◆ **Source excerpt**:
Begin

You know the answer. This is the perpetual problem with non-lawyers, armed with an abundance of simplistic ideological perspective (from passionate folks like Brodsky) and not a clue what they’re talking about. To lawyers, they come off like clowns. They think they’re brilliant.
Let me guess, fake email too, because he’s a genius.
Of course. Children only throw pebbles from behind rocks.
Are you familiar with Dunning-Kruger?

On the bright side, it’s now clear who Brodsky’s target audience is, people who are exceptionally credulous and supremely confident in their ignorance. That stunning combination of certainty and cluelessness . Good to know.
If you have the capacity to actually learn something, what SHG explained might free your head from your ass. The distinction between civil and criminal is compensatory v. punitive, not money v. prison. It’s not your fault that people like Brodsky lied to you. It is your fault that you chose to believe liars.

End

◆ **Record extracts**:

Begin

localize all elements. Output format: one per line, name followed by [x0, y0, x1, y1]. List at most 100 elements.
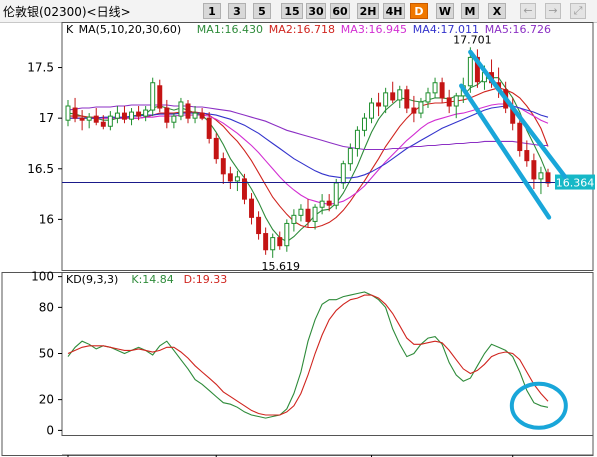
candle	[121, 106, 127, 124]
candle-body	[312, 206, 318, 222]
arrow-right-icon[interactable]: →	[545, 3, 561, 19]
ma-legend-2: MA1:16.430	[197, 23, 263, 36]
period-button-3[interactable]: 3	[228, 3, 246, 19]
price-tick-label: 17.5	[27, 61, 54, 75]
candle	[150, 77, 156, 117]
period-button-2h[interactable]: 2H	[357, 3, 379, 19]
candle-body	[199, 112, 205, 119]
candle	[65, 99, 71, 127]
candle-body	[305, 208, 311, 222]
candle-body	[411, 107, 417, 114]
kd-legend-2: D:19.33	[184, 273, 228, 286]
candle-body	[241, 178, 247, 200]
candle-body	[361, 117, 367, 131]
candle-body	[157, 85, 163, 109]
candle-body	[65, 105, 71, 121]
candle-body	[93, 115, 99, 123]
period-button-w[interactable]: W	[436, 3, 454, 19]
kd-tick-label: 50	[39, 347, 54, 361]
ma-legend-6: MA5:16.726	[485, 23, 551, 36]
candle	[227, 166, 233, 190]
candle-body	[79, 117, 85, 121]
candle	[354, 126, 360, 157]
candle-body	[347, 148, 353, 165]
kd-indicator-panel: KD(9,3,3)K:14.84D:19.3302050801002017/11…	[1, 270, 594, 457]
candle-body	[298, 208, 304, 216]
candle	[199, 108, 205, 121]
candle	[206, 112, 212, 144]
candle-body	[206, 117, 212, 139]
price-tick-label: 17	[39, 111, 54, 125]
candle	[376, 92, 382, 117]
candle-body	[291, 214, 297, 224]
candle	[129, 108, 135, 126]
candle	[432, 77, 438, 98]
chart-canvas: K MA(5,10,20,30,60) MA1:16.430 MA2:16.718 MA…	[1, 22, 595, 457]
candle	[263, 227, 269, 255]
kd-tick-label: 80	[39, 300, 54, 314]
period-button-15[interactable]: 15	[281, 3, 303, 19]
candle-body	[284, 222, 290, 247]
candle-body	[369, 102, 375, 119]
candle-body	[121, 112, 127, 120]
candle	[234, 170, 240, 192]
kd-legend-0: KD(9,3,3)	[66, 273, 118, 286]
period-button-1[interactable]: 1	[203, 3, 221, 19]
period-button-30[interactable]: 30	[306, 3, 326, 19]
candle-body	[171, 115, 177, 123]
candle-body	[474, 56, 480, 83]
expand-icon[interactable]: ⤢	[570, 3, 586, 19]
candle	[369, 97, 375, 124]
period-button-m[interactable]: M	[461, 3, 479, 19]
candle-body	[114, 112, 120, 119]
candle-body	[383, 92, 389, 107]
candle-body	[545, 172, 551, 184]
candle-body	[150, 82, 156, 111]
candle	[213, 133, 219, 164]
candle-body	[538, 172, 544, 180]
candle	[220, 152, 226, 184]
kd-legend-1: K:14.84	[131, 273, 173, 286]
candle-body	[397, 89, 403, 101]
candle	[72, 97, 78, 123]
period-button-x[interactable]: X	[488, 3, 506, 19]
period-button-60[interactable]: 60	[330, 3, 350, 19]
candle	[425, 87, 431, 109]
kd-tick-label: 20	[39, 393, 54, 407]
candle-body	[213, 137, 219, 160]
candle-body	[256, 216, 262, 235]
candle	[333, 178, 339, 210]
period-button-5[interactable]: 5	[253, 3, 271, 19]
period-button-d[interactable]: D	[410, 3, 428, 19]
period-button-4h[interactable]: 4H	[383, 3, 405, 19]
candle	[361, 113, 367, 137]
candle	[418, 97, 424, 119]
candle	[270, 233, 276, 258]
candle	[319, 194, 325, 215]
ma-legend-5: MA4:17.011	[413, 23, 479, 36]
candle	[256, 211, 262, 240]
candle-body	[524, 150, 530, 162]
ma-legend-0: K	[66, 23, 74, 36]
candle	[249, 193, 255, 225]
kd-highlight-circle	[509, 381, 568, 430]
trend-line-upper	[468, 49, 568, 180]
candle	[538, 166, 544, 195]
candle-body	[467, 56, 473, 87]
main-plot-frame	[61, 22, 594, 271]
arrow-left-icon[interactable]: ←	[520, 3, 536, 19]
high-annotation: 17.701	[453, 33, 492, 46]
candle-body	[178, 101, 184, 117]
candle	[114, 106, 120, 124]
annotation-overlay	[459, 49, 568, 430]
kd-tick-label: 100	[31, 270, 54, 284]
candle-body	[376, 102, 382, 107]
candle-body	[446, 97, 452, 107]
candle	[397, 85, 403, 109]
candle	[171, 113, 177, 129]
candle	[284, 219, 290, 252]
instrument-title: 伦敦银(02300)<日线>	[3, 5, 131, 19]
price-tick-label: 16	[39, 212, 54, 226]
candle	[192, 106, 198, 124]
candle-body	[354, 129, 360, 150]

End

◆ **Tasks to complete**:
- 1) Render this sentence from the comment thread in Spanish: "The distinction between civil and criminal is compensatory v. punitive, not money v. prison."
- 2) In the comment thread, who is said to have lied to the reader being addressed?
- 3) Please pick up the comment thread after its last sentence and keep writing.
The records aren't needed for any of these tasks.

◆ **Outputs**:
- 1) La distinción entre lo civil y lo penal es indemnizatoria frente a punitiva, no dinero frente a prisión.

- 2) People like Brodsky.

- 3)
I m not a lawyer, much less studied one. However, as a research scientist, I do read a lot and know to discern good writing from an aneurysm-inducing garbage. The paragraphs that you quote from Brodsky gave me a headache that is akin to our glorious drop-out queen Elizabeth Holme’s quote:
“a chemistry is performed so that a chemical reaction occurs and generates a signal from the chemical interaction with the sample, which is translated into a result, which is then reviewed by certified laboratory personnel.”
America is approaching Issac Asimov’s dystopia. By the way, you earned a new reader.